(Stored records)
--------------------

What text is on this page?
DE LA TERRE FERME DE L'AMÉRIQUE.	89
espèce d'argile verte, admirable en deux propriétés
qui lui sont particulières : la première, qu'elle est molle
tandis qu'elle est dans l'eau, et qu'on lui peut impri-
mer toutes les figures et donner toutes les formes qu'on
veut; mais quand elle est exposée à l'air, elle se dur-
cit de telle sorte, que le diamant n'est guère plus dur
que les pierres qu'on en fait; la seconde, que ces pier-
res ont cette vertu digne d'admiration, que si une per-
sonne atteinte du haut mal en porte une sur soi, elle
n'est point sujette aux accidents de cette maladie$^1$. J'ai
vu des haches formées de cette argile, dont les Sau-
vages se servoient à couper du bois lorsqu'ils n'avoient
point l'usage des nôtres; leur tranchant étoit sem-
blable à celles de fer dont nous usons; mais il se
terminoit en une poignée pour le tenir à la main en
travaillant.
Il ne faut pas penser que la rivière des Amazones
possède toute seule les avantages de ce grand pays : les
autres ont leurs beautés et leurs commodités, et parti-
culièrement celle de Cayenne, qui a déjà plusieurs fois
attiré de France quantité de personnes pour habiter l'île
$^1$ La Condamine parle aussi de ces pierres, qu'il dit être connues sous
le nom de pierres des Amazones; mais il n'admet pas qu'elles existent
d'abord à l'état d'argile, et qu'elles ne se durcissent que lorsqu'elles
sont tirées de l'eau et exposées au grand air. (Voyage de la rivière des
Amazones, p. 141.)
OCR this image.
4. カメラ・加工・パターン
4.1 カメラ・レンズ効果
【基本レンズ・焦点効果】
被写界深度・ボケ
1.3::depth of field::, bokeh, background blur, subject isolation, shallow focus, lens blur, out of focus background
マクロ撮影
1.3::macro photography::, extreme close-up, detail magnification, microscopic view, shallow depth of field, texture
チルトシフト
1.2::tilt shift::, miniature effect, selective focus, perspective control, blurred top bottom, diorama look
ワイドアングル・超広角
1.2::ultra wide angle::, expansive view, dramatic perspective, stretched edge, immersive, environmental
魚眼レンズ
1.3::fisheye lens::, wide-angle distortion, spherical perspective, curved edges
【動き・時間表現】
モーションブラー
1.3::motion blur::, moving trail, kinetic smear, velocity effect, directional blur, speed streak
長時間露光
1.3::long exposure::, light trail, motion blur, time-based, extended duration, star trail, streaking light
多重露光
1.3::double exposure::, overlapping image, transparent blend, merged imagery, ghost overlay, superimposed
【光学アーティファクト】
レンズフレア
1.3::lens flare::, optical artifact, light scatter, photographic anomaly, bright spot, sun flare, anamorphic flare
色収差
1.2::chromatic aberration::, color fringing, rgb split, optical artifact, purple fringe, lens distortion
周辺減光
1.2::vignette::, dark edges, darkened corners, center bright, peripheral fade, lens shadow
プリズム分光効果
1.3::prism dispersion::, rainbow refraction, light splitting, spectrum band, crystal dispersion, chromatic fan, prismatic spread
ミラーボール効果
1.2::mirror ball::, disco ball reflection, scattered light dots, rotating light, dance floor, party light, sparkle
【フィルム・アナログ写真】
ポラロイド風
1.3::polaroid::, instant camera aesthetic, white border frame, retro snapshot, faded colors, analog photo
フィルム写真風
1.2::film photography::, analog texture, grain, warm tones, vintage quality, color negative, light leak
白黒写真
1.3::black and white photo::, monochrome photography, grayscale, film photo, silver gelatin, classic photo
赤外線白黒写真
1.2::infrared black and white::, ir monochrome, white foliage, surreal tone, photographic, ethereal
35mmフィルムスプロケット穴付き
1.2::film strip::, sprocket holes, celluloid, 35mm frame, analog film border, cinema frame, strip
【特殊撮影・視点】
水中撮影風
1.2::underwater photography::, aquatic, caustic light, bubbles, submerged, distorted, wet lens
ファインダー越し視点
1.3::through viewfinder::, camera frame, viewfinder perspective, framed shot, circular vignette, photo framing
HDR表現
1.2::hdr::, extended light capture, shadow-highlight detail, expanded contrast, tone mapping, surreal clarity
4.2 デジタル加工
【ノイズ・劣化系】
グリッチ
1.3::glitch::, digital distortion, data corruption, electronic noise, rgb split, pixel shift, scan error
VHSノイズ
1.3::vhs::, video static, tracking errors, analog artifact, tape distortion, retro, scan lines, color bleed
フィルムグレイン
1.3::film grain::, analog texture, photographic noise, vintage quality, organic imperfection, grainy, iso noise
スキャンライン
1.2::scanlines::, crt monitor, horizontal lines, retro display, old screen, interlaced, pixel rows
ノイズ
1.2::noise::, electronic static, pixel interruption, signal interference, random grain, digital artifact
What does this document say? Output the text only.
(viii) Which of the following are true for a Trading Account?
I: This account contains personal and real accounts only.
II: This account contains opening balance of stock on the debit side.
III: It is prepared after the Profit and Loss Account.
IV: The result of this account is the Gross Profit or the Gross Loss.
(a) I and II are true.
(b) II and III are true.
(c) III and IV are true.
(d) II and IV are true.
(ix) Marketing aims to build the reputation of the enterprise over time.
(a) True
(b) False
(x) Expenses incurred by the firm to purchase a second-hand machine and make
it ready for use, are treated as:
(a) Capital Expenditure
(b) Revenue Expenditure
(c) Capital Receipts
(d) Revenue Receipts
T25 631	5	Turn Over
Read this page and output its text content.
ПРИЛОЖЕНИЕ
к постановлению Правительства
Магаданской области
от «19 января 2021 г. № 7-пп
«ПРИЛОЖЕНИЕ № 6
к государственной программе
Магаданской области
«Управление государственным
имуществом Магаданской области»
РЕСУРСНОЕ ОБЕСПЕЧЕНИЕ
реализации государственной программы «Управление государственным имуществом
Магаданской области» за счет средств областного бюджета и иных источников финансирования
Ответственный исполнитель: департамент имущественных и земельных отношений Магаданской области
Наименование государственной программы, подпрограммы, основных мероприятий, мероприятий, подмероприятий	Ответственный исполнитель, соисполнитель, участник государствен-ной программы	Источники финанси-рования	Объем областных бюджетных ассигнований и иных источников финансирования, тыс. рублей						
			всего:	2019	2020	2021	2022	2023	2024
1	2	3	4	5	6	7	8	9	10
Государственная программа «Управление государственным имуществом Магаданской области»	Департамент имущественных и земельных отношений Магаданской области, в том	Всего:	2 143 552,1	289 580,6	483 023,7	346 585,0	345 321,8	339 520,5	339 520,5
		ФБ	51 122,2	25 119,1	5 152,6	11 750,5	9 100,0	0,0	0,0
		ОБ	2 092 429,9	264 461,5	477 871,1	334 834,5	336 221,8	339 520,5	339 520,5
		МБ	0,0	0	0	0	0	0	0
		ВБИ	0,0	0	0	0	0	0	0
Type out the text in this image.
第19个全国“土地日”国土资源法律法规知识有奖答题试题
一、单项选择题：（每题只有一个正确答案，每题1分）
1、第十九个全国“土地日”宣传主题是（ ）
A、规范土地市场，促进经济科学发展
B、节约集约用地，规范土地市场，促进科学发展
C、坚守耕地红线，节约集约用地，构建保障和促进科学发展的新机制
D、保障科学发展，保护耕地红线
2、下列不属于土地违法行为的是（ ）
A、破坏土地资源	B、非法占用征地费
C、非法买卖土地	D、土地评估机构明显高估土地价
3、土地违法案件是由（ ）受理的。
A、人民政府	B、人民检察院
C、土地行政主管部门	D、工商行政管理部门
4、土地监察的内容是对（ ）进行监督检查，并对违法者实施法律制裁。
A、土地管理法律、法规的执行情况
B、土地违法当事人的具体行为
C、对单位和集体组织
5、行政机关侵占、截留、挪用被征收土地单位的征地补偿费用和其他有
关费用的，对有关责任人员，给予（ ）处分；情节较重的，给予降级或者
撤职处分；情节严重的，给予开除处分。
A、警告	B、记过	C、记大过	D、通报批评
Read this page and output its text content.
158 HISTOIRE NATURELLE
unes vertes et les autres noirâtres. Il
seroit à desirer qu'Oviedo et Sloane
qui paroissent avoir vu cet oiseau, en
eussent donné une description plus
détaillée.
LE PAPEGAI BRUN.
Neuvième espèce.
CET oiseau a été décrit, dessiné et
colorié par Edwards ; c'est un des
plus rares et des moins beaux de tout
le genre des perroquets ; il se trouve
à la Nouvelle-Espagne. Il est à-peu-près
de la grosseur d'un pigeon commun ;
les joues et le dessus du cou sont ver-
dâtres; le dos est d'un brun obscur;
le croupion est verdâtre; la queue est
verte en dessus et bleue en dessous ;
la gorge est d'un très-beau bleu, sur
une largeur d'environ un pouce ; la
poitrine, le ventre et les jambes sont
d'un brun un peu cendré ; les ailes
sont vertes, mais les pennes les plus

--------------------

Wherever "dont" shows up in a line, copy that line.

vu des haches formées de cette argile, dont les Sau-
blable à celles de fer dont nous usons; mais il se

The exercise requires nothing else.